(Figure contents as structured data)

+ + + + +

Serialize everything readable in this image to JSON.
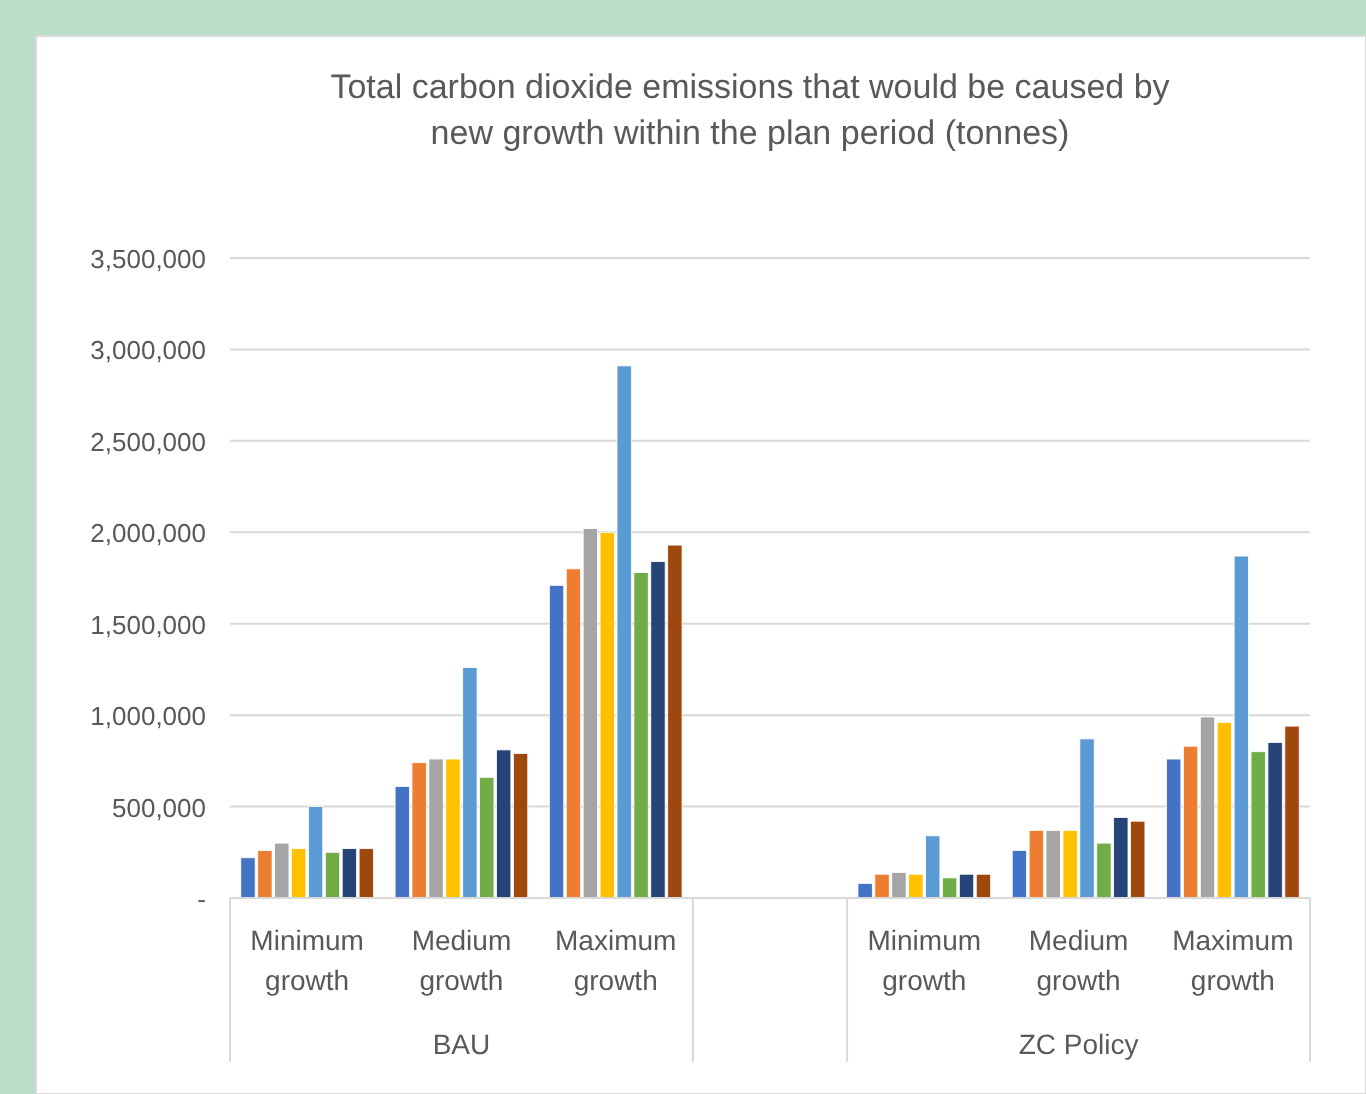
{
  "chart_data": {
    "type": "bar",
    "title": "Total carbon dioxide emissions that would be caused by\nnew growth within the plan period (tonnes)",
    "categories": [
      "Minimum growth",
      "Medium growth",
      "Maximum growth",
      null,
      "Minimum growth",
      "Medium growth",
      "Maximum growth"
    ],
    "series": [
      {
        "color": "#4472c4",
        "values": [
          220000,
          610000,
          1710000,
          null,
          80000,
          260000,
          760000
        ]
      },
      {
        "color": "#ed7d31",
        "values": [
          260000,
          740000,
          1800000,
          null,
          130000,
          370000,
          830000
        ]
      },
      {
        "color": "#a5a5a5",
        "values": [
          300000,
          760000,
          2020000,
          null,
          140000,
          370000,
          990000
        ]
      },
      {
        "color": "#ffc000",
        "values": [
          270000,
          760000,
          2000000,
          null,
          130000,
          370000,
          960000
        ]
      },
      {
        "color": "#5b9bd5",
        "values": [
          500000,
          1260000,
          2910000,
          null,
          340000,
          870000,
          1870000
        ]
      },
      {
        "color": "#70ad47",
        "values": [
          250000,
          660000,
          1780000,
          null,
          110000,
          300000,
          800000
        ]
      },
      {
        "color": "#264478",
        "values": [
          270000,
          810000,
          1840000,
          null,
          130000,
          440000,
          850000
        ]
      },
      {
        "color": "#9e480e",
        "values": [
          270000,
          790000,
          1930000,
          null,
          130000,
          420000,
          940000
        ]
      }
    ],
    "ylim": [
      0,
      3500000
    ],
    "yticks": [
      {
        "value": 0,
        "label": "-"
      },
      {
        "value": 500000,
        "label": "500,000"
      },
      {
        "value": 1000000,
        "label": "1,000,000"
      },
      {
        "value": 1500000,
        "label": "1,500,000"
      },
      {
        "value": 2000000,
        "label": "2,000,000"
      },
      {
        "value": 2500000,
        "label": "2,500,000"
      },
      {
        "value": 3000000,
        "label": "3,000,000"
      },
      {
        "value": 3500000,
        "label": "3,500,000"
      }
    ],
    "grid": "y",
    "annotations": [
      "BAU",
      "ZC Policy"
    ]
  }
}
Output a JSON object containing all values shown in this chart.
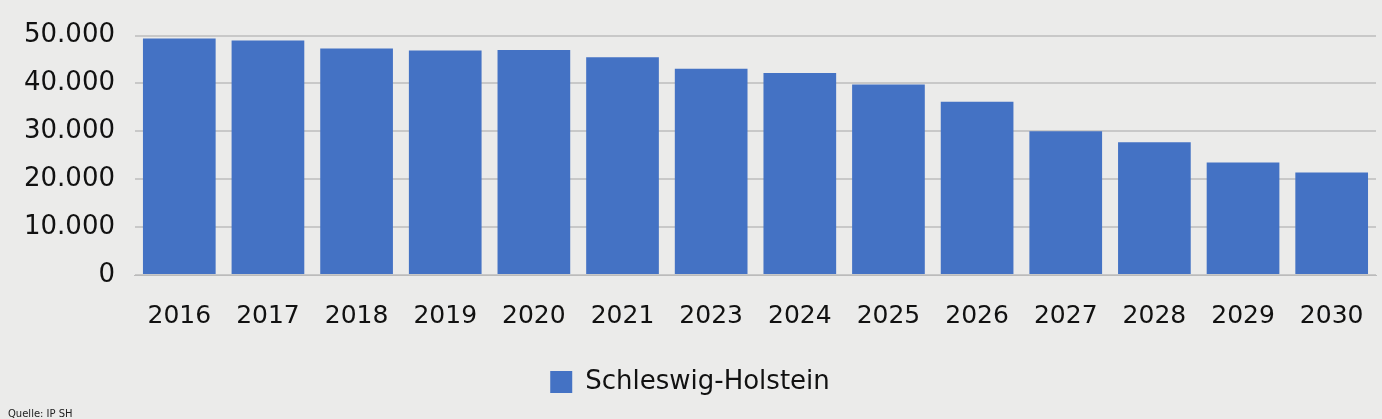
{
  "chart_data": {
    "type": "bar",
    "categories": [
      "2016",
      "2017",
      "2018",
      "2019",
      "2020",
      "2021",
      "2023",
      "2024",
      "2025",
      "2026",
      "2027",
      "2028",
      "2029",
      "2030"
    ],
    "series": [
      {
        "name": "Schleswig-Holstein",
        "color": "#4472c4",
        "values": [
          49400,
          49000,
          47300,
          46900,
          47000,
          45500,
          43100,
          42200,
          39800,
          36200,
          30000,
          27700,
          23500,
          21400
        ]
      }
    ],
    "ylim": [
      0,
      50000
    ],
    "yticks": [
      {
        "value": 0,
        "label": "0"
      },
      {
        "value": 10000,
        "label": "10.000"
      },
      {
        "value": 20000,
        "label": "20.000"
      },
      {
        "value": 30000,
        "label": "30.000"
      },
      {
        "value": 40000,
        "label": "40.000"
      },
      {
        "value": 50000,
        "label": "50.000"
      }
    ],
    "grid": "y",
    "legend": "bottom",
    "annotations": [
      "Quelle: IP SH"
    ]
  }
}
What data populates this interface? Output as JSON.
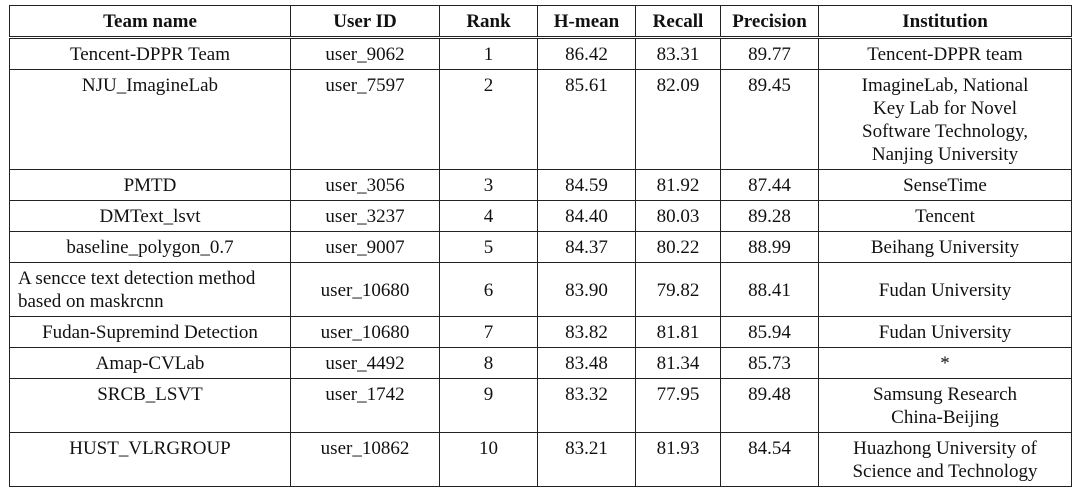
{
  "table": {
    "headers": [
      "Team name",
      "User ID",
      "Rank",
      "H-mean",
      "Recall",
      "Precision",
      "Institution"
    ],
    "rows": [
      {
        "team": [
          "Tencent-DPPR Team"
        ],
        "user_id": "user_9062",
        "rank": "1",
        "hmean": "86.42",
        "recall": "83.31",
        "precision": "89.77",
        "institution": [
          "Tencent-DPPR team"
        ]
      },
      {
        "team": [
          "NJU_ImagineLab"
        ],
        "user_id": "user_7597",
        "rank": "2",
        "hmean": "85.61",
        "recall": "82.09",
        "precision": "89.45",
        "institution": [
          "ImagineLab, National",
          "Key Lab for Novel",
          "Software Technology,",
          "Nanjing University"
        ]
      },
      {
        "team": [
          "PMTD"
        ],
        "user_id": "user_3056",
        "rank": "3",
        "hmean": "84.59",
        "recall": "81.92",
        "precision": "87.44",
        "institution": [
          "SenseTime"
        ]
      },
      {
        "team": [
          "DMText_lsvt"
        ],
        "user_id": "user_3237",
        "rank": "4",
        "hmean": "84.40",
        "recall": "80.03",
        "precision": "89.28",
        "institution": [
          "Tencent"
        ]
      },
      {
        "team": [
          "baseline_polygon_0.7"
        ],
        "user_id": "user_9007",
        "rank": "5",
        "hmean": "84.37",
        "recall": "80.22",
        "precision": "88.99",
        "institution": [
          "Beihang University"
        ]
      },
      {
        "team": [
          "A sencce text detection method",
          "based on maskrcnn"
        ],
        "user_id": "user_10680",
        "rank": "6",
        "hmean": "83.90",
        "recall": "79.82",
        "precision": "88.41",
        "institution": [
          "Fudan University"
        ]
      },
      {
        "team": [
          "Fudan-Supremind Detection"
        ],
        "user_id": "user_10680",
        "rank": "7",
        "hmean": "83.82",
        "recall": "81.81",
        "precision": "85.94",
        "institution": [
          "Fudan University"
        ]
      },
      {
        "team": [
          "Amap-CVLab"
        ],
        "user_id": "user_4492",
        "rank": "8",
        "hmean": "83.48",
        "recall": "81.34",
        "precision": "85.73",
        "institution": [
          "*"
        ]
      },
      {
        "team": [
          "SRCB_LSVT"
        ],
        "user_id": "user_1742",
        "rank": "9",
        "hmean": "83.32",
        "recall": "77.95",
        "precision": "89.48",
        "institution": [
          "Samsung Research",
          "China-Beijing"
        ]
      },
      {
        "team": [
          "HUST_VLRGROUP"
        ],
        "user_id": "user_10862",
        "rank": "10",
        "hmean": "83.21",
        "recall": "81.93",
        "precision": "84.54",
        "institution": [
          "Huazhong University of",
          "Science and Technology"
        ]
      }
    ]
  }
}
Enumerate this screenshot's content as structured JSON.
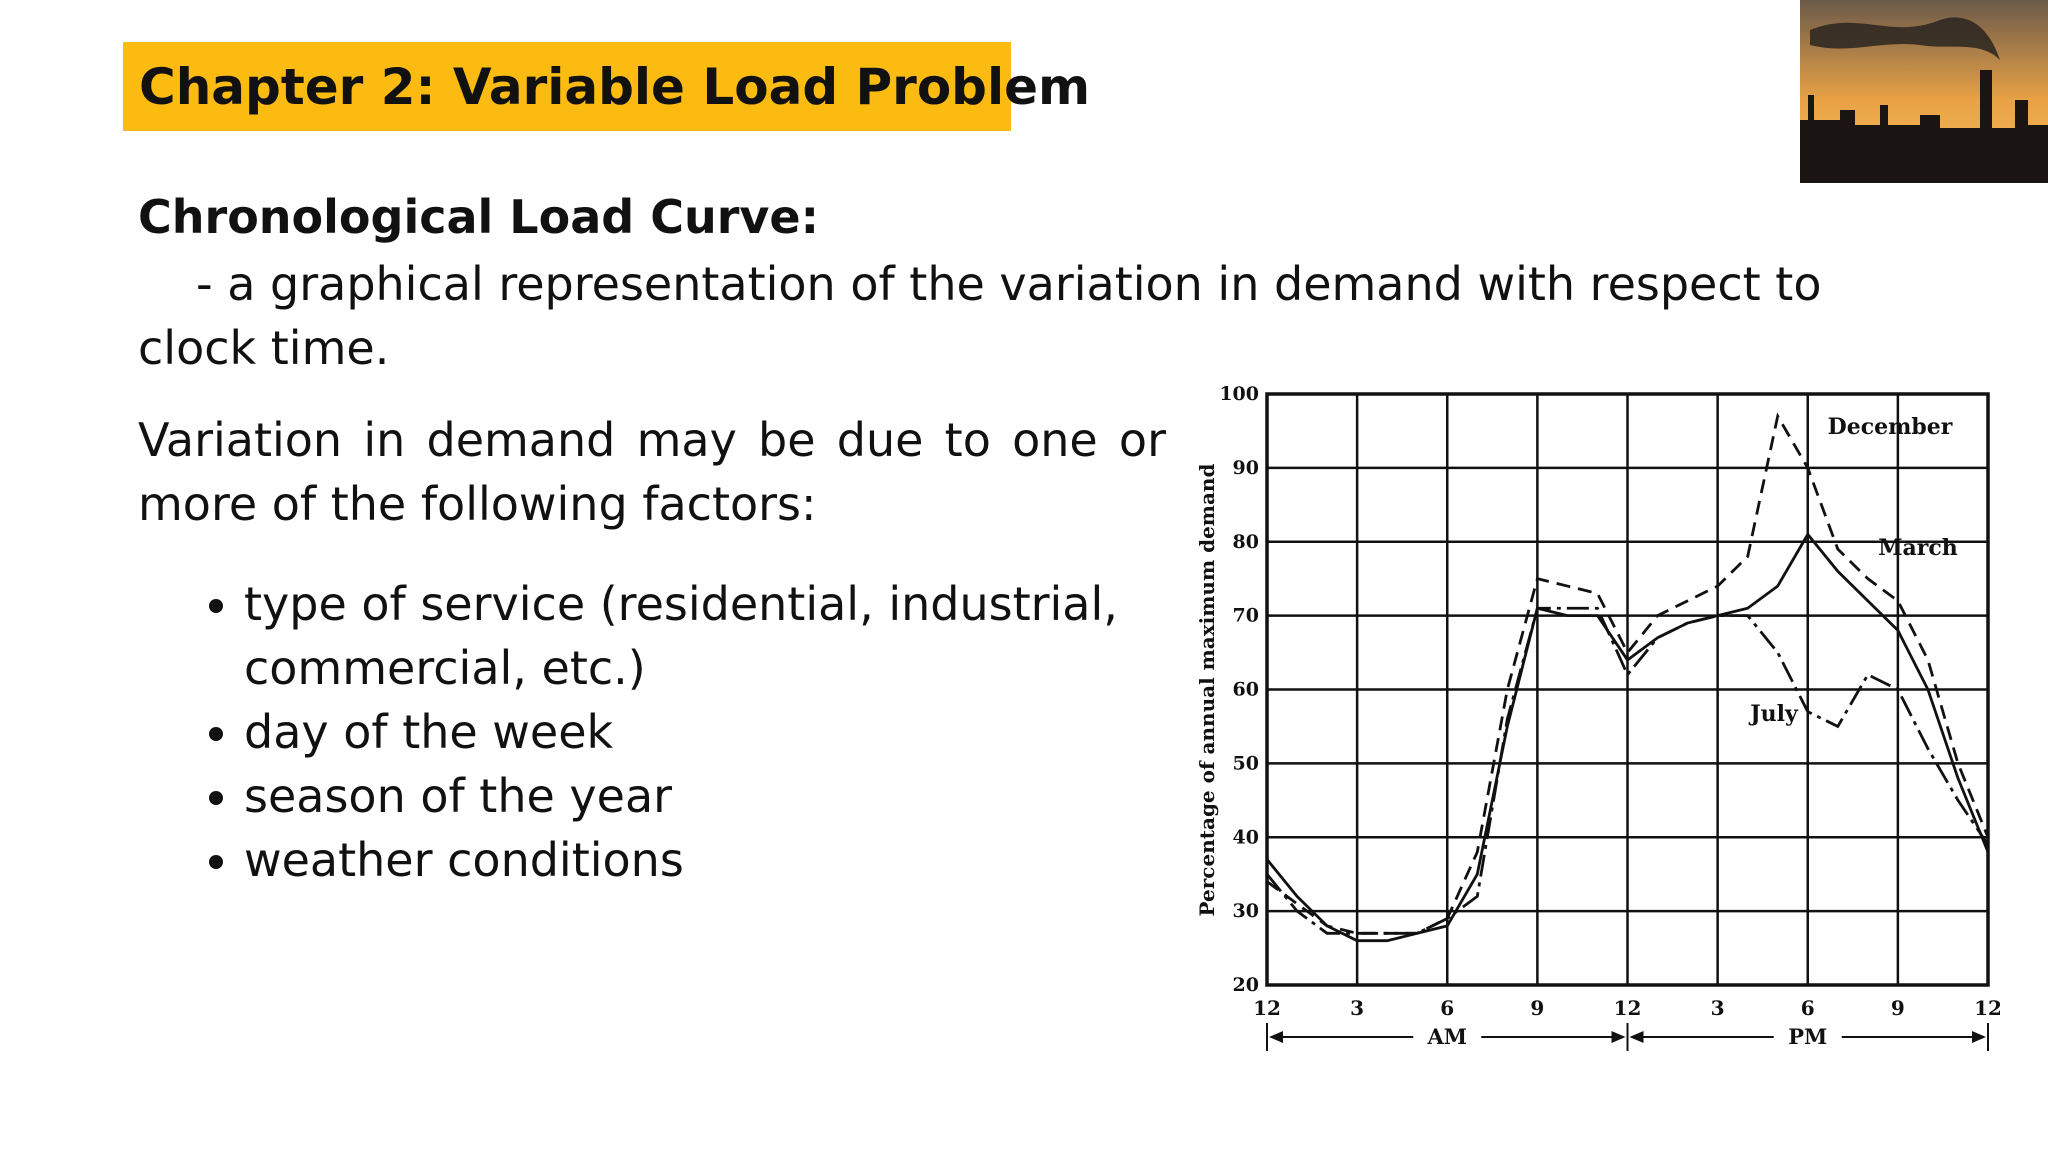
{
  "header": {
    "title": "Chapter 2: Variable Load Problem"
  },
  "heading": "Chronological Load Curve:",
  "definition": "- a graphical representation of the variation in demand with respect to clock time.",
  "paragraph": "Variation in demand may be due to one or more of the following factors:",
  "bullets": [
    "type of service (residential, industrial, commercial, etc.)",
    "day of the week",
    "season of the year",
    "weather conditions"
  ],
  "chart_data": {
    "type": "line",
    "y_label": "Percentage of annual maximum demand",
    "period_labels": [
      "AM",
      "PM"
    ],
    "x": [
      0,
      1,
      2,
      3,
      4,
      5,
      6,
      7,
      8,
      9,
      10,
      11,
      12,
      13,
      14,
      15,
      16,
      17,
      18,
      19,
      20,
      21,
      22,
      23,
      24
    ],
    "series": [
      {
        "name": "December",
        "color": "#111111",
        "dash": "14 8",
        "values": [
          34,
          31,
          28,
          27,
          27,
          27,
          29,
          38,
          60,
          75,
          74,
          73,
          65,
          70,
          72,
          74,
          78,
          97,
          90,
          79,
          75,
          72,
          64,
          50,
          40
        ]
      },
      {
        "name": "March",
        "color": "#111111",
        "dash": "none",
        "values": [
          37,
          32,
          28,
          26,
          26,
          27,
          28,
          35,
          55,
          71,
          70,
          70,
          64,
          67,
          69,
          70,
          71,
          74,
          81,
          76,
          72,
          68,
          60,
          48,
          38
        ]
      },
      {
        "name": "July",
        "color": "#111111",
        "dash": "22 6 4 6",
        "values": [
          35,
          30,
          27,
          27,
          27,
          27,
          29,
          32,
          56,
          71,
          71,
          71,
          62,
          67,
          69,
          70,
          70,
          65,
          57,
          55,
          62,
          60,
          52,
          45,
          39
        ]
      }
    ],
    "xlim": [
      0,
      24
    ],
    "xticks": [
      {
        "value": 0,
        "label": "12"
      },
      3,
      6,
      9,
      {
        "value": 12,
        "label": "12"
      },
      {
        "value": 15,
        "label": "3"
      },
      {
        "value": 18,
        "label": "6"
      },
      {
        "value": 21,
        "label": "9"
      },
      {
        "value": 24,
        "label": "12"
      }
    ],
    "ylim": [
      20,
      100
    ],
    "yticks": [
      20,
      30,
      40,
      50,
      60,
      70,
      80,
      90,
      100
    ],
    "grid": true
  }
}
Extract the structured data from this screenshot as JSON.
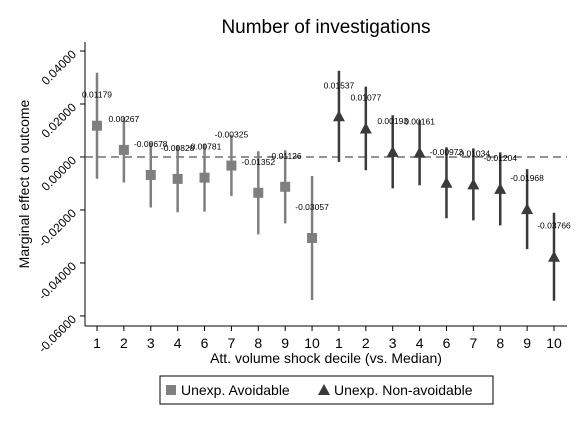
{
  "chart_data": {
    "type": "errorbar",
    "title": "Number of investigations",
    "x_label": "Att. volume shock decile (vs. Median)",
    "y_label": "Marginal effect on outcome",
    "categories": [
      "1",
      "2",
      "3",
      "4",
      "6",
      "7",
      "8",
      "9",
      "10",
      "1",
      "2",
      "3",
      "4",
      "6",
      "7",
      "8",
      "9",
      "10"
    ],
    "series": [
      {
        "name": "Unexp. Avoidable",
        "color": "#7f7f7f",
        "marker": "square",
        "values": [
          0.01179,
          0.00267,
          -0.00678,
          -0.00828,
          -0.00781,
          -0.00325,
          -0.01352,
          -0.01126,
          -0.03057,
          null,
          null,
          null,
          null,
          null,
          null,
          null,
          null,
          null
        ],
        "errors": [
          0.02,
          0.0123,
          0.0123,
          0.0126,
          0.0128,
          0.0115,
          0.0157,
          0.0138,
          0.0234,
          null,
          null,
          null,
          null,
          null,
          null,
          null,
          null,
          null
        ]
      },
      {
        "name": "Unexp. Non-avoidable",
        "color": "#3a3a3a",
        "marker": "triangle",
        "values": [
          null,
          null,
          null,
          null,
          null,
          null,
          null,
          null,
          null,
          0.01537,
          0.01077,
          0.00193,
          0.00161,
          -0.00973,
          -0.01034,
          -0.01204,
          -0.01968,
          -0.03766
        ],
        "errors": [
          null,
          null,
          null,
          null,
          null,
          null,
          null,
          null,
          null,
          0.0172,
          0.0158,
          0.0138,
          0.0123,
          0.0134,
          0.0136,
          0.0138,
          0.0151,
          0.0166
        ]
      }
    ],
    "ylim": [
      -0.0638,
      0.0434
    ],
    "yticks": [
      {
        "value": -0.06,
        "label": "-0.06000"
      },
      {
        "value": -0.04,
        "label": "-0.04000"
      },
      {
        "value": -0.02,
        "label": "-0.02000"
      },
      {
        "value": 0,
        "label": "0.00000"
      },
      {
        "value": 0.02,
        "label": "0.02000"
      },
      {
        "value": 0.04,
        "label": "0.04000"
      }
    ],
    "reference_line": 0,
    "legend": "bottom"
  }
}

+ + + + +

Exercise goal:
Single out each line of the records above with the string "demand" in it, and copy it.

Solution for this problem:
  "definition": "- a graphical representation of the variation in demand with respect to clock time.",
  "paragraph": "Variation in demand may be due to one or more of the following factors:",
    "y_label": "Percentage of annual maximum demand",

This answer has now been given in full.